━━━━━ Dataset rows
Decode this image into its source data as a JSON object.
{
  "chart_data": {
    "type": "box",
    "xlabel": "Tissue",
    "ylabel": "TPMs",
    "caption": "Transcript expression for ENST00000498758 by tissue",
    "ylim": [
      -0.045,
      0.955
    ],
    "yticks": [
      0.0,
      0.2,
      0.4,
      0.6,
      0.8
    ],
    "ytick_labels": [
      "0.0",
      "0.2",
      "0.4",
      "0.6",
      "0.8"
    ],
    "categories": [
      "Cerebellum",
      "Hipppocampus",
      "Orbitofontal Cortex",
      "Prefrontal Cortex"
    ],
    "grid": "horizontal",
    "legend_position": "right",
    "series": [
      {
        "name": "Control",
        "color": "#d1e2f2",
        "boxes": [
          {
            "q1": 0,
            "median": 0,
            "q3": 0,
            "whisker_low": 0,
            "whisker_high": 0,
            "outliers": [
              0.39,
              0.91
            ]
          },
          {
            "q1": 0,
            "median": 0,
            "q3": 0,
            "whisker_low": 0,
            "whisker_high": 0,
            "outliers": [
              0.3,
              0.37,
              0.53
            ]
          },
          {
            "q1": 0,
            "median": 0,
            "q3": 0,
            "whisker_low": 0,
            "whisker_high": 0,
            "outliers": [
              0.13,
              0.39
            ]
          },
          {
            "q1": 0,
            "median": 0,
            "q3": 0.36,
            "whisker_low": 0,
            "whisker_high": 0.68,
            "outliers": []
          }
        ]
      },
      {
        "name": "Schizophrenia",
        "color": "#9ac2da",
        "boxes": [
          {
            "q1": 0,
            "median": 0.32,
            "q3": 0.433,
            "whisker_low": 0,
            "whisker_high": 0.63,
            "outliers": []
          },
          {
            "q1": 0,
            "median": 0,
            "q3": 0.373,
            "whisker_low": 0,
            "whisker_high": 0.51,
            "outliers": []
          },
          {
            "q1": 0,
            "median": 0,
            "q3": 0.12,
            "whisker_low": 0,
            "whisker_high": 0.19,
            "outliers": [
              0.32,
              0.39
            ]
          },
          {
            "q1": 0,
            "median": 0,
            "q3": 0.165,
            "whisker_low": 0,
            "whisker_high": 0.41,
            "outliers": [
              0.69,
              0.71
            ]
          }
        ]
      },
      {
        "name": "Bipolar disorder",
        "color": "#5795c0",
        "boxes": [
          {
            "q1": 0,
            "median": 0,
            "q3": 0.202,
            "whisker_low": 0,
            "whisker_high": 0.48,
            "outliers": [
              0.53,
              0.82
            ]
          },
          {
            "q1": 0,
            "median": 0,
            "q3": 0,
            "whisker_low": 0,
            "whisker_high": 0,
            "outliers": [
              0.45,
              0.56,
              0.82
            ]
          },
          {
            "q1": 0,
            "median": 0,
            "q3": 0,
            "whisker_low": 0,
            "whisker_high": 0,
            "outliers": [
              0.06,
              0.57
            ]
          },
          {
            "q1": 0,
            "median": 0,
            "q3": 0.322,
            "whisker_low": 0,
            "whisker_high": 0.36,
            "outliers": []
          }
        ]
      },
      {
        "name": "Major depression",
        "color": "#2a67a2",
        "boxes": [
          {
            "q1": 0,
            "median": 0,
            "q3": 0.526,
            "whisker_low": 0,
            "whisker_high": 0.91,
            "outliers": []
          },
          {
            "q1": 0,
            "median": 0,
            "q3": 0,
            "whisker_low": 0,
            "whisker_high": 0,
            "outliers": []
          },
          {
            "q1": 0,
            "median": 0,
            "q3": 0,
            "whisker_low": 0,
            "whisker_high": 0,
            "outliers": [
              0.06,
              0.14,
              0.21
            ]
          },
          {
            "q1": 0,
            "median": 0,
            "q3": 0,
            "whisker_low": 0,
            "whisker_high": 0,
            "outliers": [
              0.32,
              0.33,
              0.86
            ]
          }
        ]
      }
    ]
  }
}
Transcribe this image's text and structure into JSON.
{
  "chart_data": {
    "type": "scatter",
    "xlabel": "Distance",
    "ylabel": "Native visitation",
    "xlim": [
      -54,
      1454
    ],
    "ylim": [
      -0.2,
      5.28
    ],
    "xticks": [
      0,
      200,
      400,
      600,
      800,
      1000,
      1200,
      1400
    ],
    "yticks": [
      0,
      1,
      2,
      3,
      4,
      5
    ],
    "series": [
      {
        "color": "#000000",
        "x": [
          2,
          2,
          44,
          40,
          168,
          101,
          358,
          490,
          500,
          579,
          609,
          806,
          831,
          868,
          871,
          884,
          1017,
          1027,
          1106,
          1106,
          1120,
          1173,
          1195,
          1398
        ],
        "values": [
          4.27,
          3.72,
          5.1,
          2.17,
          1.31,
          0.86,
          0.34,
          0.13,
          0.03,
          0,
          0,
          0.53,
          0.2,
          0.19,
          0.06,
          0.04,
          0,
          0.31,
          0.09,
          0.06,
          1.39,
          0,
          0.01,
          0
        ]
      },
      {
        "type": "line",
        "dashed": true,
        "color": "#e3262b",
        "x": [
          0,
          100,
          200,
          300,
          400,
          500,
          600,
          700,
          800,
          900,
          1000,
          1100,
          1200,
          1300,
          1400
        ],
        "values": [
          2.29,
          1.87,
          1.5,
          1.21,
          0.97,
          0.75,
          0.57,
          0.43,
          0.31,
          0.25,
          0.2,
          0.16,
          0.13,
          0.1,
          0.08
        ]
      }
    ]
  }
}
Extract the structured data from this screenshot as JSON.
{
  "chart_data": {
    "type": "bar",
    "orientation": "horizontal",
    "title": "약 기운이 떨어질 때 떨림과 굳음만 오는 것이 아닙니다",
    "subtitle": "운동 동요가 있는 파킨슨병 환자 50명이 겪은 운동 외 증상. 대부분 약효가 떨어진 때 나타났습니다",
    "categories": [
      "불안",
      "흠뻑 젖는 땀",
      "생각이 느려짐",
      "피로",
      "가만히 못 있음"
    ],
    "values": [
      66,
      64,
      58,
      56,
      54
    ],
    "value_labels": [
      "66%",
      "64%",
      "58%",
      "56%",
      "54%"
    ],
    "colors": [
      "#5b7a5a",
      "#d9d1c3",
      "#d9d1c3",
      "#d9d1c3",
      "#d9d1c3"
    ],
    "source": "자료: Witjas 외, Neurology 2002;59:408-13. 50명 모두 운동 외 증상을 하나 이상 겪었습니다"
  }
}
━━━━━━━━━━
In the records above, return only the line that contains "Extract the structured" and every line after it through the last, exactly as they appear.

Extract the structured data from this screenshot as JSON.
{
  "chart_data": {
    "type": "bar",
    "orientation": "horizontal",
    "title": "약 기운이 떨어질 때 떨림과 굳음만 오는 것이 아닙니다",
    "subtitle": "운동 동요가 있는 파킨슨병 환자 50명이 겪은 운동 외 증상. 대부분 약효가 떨어진 때 나타났습니다",
    "categories": [
      "불안",
      "흠뻑 젖는 땀",
      "생각이 느려짐",
      "피로",
      "가만히 못 있음"
    ],
    "values": [
      66,
      64,
      58,
      56,
      54
    ],
    "value_labels": [
      "66%",
      "64%",
      "58%",
      "56%",
      "54%"
    ],
    "colors": [
      "#5b7a5a",
      "#d9d1c3",
      "#d9d1c3",
      "#d9d1c3",
      "#d9d1c3"
    ],
    "source": "자료: Witjas 외, Neurology 2002;59:408-13. 50명 모두 운동 외 증상을 하나 이상 겪었습니다"
  }
}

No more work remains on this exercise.